PROBLEM DESCRIPTION
Go through the data below. Pull out every line that has the word "oscillations".

TASK INPUT
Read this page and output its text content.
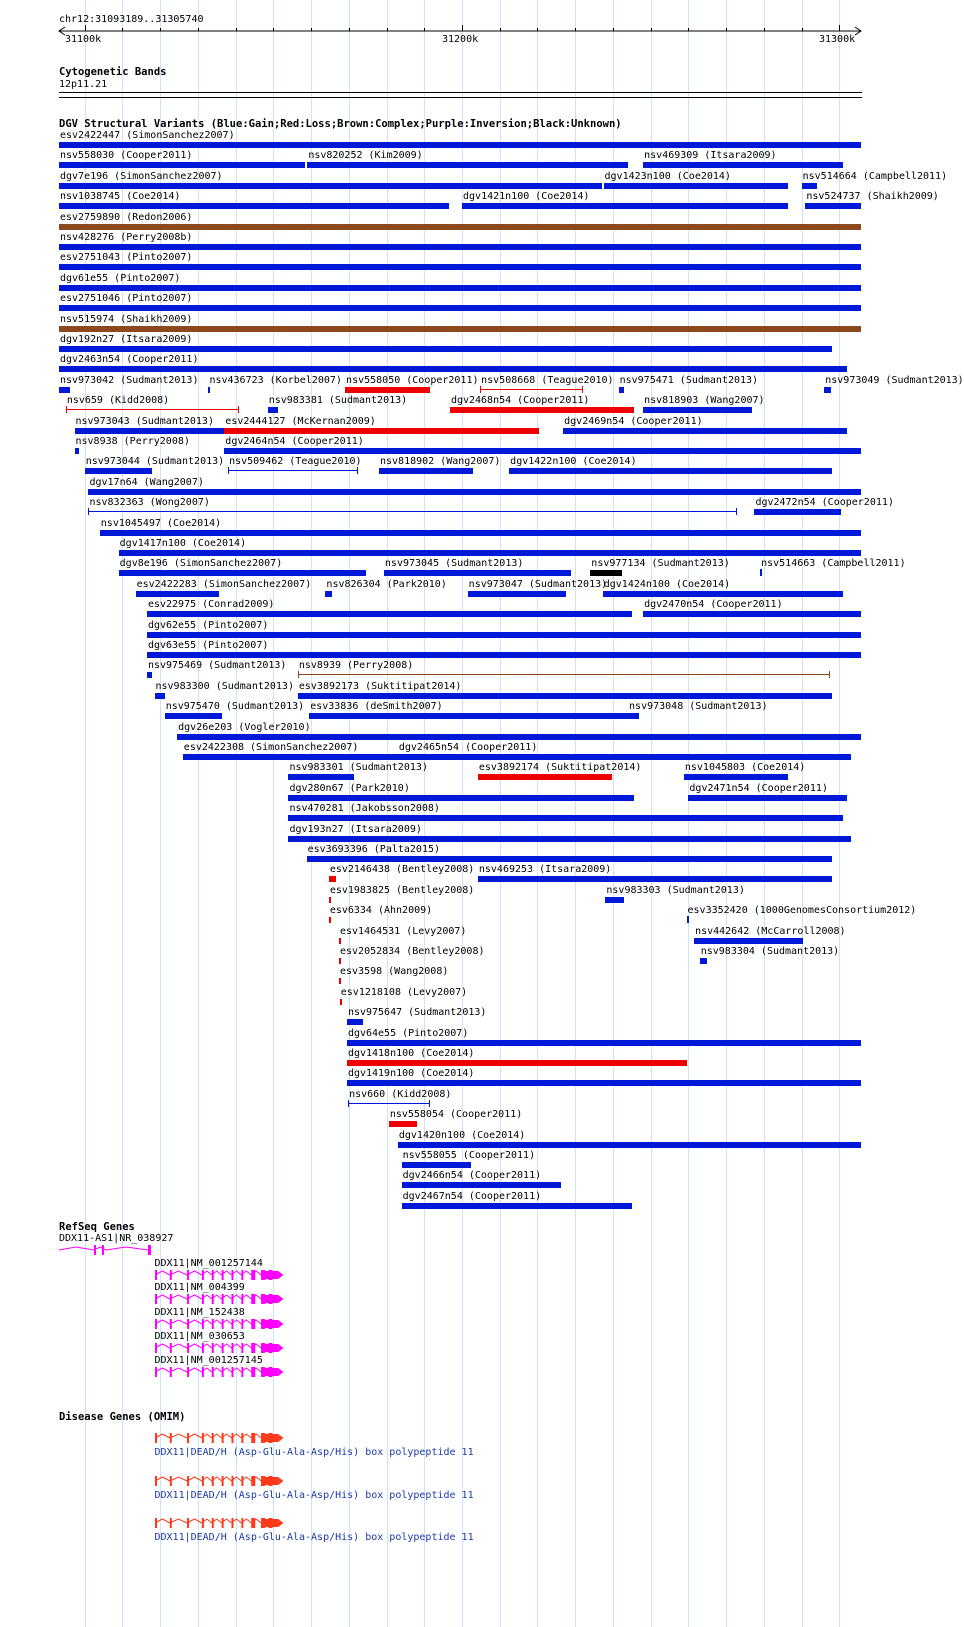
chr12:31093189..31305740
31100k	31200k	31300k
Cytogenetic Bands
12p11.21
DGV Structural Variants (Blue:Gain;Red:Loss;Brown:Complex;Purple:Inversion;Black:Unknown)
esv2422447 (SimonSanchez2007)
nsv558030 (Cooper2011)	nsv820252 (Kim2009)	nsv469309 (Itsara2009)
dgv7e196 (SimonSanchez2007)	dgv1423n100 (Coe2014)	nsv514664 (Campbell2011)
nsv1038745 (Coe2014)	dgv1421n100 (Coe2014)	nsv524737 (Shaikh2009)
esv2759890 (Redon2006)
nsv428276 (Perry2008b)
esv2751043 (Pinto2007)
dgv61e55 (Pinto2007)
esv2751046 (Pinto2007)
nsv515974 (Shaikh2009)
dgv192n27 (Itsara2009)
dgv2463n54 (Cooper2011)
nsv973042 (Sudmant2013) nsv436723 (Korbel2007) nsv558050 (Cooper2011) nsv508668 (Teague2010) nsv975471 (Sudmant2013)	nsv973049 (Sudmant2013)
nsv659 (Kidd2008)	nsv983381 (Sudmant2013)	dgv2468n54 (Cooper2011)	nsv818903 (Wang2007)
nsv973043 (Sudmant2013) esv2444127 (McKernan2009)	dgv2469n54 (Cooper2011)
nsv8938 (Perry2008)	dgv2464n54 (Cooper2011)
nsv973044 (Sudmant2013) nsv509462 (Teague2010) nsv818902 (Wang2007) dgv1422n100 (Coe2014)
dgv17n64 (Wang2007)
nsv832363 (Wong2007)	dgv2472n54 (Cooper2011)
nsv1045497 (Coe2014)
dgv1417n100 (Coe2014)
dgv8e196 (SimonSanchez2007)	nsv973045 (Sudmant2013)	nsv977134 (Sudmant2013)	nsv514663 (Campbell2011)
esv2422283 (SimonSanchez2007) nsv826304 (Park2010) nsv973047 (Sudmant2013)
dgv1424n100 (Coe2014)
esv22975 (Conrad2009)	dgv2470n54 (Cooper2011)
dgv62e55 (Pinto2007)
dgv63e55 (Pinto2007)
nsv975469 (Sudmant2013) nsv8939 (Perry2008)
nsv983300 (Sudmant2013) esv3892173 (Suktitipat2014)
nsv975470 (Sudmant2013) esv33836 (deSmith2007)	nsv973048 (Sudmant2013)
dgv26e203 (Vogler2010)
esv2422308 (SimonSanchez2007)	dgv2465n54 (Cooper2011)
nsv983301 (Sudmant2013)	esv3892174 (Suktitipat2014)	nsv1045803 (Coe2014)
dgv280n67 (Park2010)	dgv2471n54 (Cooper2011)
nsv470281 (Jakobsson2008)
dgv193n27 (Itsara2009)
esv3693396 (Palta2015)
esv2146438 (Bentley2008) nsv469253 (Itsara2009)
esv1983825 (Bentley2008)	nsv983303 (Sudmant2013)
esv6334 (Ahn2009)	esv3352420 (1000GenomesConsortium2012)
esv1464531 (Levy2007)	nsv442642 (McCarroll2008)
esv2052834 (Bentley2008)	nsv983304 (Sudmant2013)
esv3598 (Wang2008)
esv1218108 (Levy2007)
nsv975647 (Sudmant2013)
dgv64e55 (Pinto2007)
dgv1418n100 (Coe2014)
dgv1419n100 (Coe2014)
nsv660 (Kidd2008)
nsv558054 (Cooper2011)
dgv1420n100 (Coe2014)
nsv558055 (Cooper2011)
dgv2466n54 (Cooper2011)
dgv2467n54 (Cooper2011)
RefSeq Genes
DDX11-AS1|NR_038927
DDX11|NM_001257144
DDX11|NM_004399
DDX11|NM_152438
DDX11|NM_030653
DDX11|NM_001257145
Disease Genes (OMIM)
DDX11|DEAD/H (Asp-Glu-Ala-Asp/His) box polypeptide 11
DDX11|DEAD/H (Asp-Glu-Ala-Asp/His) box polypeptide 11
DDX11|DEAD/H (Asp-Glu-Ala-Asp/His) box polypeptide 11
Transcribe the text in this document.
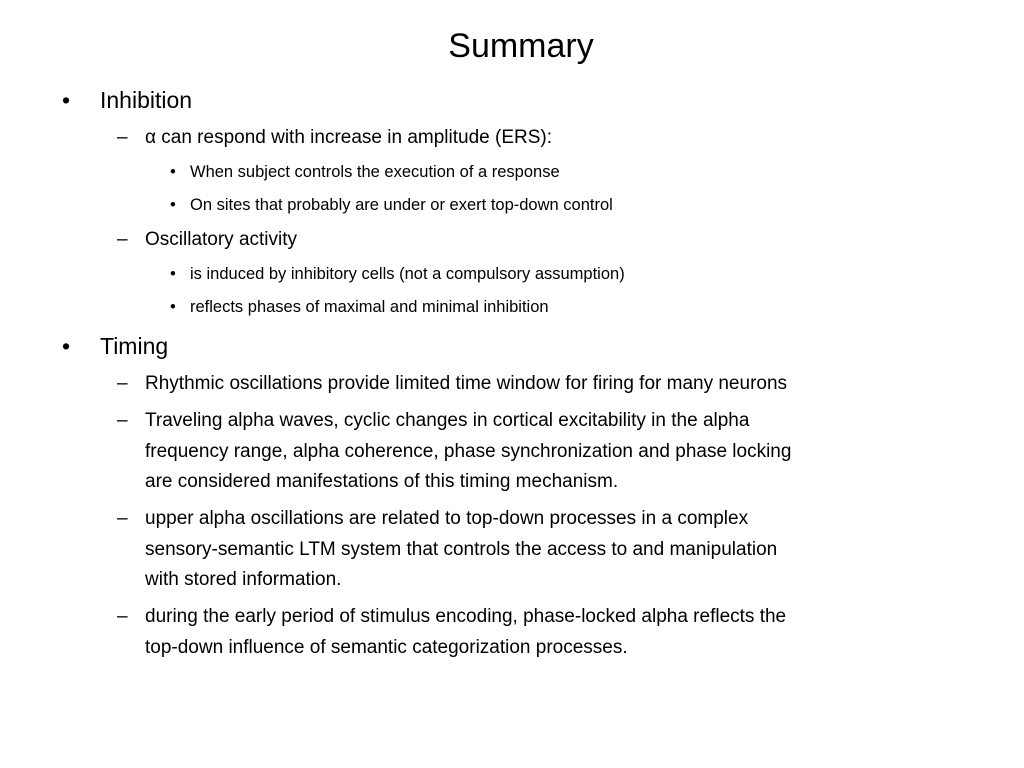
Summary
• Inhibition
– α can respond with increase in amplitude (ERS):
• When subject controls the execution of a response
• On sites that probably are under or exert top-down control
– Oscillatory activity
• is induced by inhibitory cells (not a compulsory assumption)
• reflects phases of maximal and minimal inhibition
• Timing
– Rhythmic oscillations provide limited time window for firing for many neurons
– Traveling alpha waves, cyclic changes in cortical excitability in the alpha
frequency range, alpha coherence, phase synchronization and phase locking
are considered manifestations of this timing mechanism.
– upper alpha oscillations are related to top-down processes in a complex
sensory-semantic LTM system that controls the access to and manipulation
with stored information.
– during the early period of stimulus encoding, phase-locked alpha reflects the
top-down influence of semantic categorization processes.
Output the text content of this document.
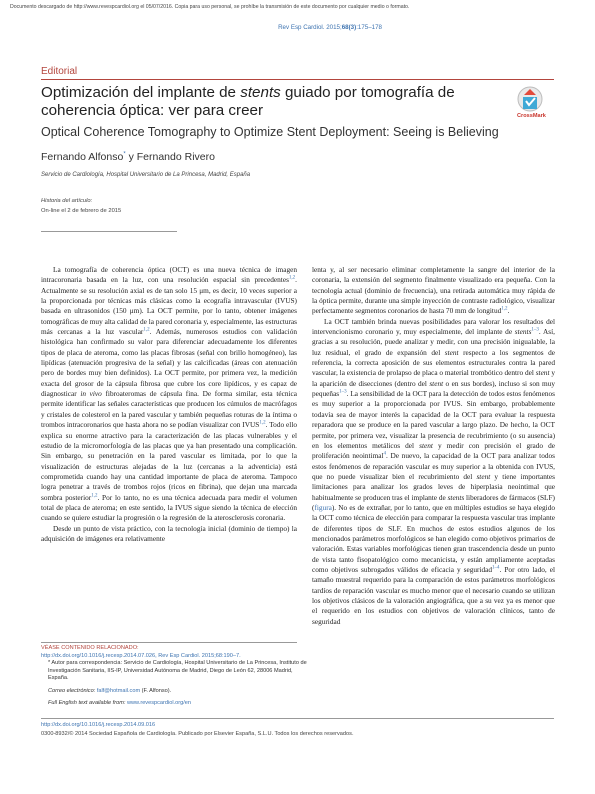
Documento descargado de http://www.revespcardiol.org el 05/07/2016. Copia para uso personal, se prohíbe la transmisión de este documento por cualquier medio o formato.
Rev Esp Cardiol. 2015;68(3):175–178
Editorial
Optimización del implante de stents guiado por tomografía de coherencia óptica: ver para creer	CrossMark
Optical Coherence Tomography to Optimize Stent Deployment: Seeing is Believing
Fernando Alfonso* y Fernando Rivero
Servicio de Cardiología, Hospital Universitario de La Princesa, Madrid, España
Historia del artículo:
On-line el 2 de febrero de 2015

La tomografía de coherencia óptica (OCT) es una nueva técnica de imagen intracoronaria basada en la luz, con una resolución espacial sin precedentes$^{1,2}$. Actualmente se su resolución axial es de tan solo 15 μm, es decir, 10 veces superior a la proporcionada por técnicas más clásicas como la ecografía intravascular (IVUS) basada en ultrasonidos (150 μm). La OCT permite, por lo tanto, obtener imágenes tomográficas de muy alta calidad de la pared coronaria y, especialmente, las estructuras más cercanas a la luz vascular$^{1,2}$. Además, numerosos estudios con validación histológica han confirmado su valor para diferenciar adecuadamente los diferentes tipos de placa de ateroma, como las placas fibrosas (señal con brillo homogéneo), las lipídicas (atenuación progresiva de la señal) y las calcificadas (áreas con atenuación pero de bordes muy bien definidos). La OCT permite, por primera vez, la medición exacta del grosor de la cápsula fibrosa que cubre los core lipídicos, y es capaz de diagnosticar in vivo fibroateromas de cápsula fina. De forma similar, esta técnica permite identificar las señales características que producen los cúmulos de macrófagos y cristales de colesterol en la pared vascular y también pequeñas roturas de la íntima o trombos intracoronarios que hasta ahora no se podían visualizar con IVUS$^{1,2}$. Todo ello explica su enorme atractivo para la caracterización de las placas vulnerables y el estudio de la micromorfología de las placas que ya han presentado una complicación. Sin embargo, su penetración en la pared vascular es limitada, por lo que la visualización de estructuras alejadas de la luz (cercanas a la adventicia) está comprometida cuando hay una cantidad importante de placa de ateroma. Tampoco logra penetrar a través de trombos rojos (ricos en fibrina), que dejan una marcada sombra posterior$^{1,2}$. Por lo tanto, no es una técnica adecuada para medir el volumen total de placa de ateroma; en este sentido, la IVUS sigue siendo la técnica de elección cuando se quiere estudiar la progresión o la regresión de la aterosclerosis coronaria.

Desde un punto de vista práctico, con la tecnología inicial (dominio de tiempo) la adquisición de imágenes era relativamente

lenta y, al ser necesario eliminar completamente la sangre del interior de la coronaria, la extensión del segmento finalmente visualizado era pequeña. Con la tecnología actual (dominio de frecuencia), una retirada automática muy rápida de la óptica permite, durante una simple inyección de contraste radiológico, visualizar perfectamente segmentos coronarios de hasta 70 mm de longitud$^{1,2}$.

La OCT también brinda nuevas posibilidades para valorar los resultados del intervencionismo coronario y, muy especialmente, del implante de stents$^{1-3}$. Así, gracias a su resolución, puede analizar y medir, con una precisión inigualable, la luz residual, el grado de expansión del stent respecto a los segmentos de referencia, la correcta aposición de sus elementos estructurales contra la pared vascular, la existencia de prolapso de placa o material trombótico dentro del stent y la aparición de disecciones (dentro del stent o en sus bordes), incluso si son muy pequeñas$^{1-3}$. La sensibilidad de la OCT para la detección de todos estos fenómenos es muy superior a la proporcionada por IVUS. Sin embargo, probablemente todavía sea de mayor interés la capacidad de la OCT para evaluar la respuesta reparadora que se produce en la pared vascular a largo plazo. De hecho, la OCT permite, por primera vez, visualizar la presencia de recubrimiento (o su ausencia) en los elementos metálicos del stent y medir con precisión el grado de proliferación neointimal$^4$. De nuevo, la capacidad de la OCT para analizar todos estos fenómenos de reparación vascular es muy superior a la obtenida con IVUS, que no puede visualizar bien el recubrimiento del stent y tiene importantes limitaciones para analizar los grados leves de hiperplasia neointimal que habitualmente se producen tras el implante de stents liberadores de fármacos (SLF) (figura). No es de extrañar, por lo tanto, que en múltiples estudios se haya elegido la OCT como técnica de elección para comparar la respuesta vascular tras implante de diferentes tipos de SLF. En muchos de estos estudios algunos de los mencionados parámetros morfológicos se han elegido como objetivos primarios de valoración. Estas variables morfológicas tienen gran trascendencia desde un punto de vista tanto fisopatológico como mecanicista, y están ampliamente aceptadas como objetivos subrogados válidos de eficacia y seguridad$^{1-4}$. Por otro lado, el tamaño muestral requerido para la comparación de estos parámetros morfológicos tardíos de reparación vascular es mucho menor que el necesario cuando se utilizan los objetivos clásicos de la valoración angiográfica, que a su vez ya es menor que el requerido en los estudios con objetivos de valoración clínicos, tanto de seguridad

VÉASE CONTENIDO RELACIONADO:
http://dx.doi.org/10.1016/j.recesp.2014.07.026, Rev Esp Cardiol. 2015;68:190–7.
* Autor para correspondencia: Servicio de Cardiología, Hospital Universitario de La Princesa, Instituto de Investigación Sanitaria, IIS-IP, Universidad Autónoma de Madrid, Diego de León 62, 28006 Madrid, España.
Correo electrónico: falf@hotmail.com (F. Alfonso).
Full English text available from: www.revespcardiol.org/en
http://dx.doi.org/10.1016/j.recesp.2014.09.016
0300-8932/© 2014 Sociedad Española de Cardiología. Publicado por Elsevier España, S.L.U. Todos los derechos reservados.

RESULT OF THE TASK
– Rhythmic oscillations provide limited time window for firing for many neurons
– upper alpha oscillations are related to top-down processes in a complex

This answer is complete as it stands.